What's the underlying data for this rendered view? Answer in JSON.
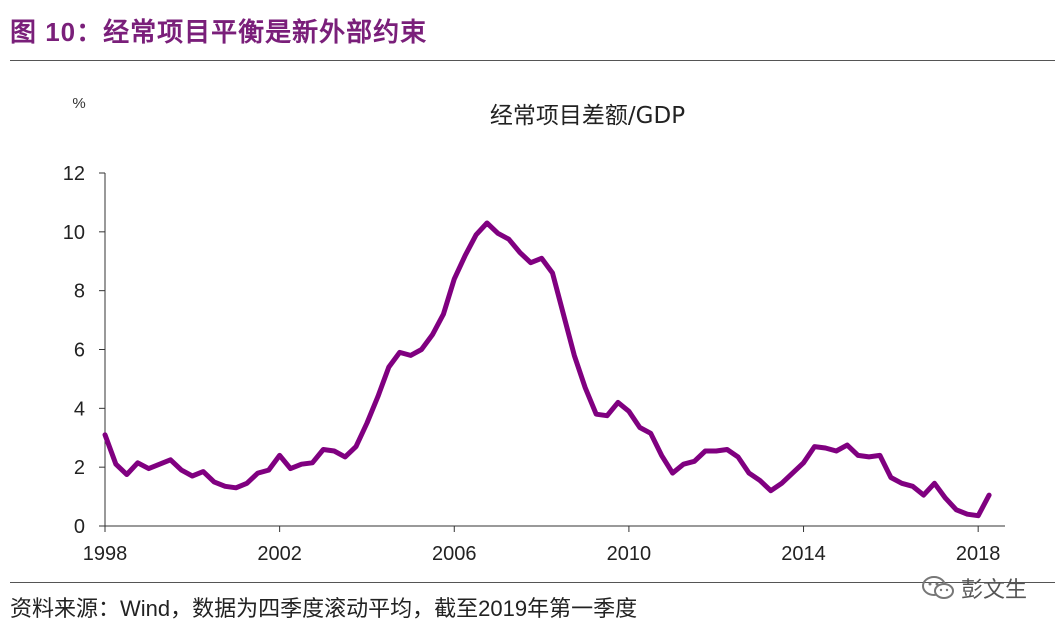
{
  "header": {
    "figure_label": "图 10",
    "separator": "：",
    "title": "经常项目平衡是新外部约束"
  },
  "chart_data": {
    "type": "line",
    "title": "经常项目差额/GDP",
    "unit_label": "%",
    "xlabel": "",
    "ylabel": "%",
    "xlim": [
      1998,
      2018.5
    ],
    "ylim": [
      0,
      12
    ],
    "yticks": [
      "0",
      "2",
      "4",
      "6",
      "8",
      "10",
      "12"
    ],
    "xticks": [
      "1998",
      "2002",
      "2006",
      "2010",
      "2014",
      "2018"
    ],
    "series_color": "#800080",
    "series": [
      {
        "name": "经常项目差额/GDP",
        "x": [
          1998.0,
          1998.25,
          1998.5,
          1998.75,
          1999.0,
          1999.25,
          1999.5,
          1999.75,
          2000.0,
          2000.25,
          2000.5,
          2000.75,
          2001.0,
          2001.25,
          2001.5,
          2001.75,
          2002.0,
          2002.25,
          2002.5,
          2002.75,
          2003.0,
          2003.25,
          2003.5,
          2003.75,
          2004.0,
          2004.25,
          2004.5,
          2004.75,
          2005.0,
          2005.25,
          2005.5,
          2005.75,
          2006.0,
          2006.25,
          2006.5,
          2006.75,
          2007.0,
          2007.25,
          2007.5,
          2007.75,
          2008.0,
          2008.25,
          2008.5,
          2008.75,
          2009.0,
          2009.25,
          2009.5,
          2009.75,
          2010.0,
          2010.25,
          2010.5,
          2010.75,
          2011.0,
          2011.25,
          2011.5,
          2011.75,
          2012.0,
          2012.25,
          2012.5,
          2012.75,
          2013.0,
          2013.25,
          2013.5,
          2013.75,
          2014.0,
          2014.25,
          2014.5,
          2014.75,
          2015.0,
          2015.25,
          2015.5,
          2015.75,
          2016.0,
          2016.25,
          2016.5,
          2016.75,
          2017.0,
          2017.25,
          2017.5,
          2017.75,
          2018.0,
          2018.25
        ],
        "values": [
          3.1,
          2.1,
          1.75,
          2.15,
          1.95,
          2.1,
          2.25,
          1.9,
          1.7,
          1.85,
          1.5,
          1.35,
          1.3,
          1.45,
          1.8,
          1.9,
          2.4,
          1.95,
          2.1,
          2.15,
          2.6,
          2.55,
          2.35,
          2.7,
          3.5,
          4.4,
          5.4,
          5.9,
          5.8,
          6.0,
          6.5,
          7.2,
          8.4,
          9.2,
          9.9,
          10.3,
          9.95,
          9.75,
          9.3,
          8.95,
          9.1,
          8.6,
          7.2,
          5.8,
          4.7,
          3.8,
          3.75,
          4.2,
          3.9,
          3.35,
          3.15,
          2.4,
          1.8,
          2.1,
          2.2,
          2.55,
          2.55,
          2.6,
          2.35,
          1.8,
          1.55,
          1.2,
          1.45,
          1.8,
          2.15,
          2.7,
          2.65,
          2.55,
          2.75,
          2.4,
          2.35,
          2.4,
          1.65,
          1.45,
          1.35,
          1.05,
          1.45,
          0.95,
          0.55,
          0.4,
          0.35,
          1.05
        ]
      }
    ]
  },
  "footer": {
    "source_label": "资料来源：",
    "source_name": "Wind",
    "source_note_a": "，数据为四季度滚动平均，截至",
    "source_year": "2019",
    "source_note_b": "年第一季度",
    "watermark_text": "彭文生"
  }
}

-=-=-=-=-

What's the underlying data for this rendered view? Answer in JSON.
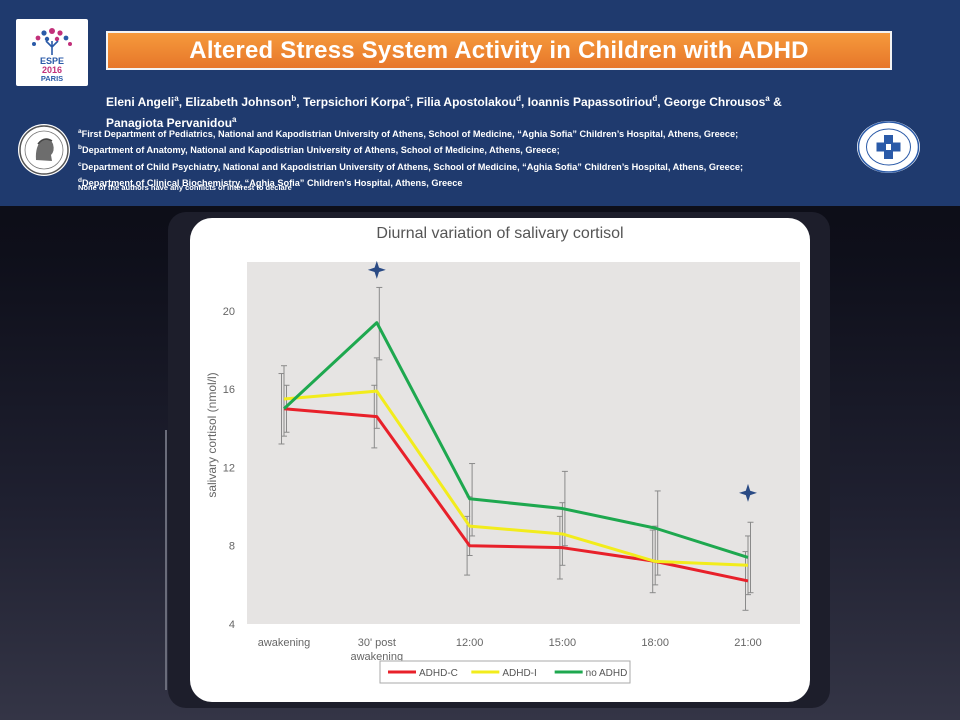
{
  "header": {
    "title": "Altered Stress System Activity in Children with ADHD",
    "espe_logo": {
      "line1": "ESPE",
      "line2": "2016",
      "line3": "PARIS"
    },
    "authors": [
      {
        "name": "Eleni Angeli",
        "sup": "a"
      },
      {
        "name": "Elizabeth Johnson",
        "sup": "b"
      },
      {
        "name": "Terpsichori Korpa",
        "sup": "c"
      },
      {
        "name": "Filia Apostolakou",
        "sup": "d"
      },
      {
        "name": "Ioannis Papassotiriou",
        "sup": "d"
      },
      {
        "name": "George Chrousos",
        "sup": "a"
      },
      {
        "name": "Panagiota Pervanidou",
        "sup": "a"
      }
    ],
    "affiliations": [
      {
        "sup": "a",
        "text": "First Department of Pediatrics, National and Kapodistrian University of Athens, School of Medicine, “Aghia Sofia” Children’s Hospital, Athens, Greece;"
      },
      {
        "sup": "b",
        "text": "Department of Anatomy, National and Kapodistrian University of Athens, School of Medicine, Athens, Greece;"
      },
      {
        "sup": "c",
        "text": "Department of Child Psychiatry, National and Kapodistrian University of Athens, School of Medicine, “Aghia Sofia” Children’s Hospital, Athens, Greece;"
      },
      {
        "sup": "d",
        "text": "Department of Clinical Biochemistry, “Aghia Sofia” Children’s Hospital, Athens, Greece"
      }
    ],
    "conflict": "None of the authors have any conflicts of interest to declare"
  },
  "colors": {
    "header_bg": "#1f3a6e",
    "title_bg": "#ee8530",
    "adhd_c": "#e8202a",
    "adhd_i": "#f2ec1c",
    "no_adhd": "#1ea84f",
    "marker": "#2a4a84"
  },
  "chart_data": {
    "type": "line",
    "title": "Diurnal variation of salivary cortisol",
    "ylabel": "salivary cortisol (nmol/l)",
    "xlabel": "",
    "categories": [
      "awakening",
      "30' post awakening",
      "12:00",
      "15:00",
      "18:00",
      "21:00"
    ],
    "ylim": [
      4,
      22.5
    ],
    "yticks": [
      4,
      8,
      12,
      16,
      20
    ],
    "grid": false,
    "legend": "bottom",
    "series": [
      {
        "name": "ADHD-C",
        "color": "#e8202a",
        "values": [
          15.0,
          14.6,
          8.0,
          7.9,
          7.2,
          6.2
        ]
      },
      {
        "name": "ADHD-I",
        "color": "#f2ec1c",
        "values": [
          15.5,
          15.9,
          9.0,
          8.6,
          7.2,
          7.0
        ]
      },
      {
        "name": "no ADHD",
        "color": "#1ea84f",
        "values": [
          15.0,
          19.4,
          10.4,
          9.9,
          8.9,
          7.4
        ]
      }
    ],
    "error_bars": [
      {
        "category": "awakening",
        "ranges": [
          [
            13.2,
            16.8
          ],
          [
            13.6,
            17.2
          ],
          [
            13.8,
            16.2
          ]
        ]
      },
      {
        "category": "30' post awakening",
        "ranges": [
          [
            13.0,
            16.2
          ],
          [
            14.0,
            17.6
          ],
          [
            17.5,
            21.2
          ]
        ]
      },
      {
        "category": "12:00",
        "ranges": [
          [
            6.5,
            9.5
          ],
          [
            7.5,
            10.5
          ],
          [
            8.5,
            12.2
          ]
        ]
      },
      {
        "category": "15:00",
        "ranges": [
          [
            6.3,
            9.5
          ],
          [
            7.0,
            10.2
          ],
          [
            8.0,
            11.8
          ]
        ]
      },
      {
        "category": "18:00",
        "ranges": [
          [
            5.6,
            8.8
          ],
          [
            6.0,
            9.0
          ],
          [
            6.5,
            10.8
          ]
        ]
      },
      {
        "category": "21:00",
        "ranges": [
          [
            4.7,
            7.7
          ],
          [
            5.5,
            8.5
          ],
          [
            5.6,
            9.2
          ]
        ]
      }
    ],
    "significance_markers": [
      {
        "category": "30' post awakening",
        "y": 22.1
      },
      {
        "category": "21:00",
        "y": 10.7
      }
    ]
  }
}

-=-=-=-=-

Work required: Of the lines in the records, how many contain the word "Greece"? Answer with the number and nothing else.

Answer to the exercise: 4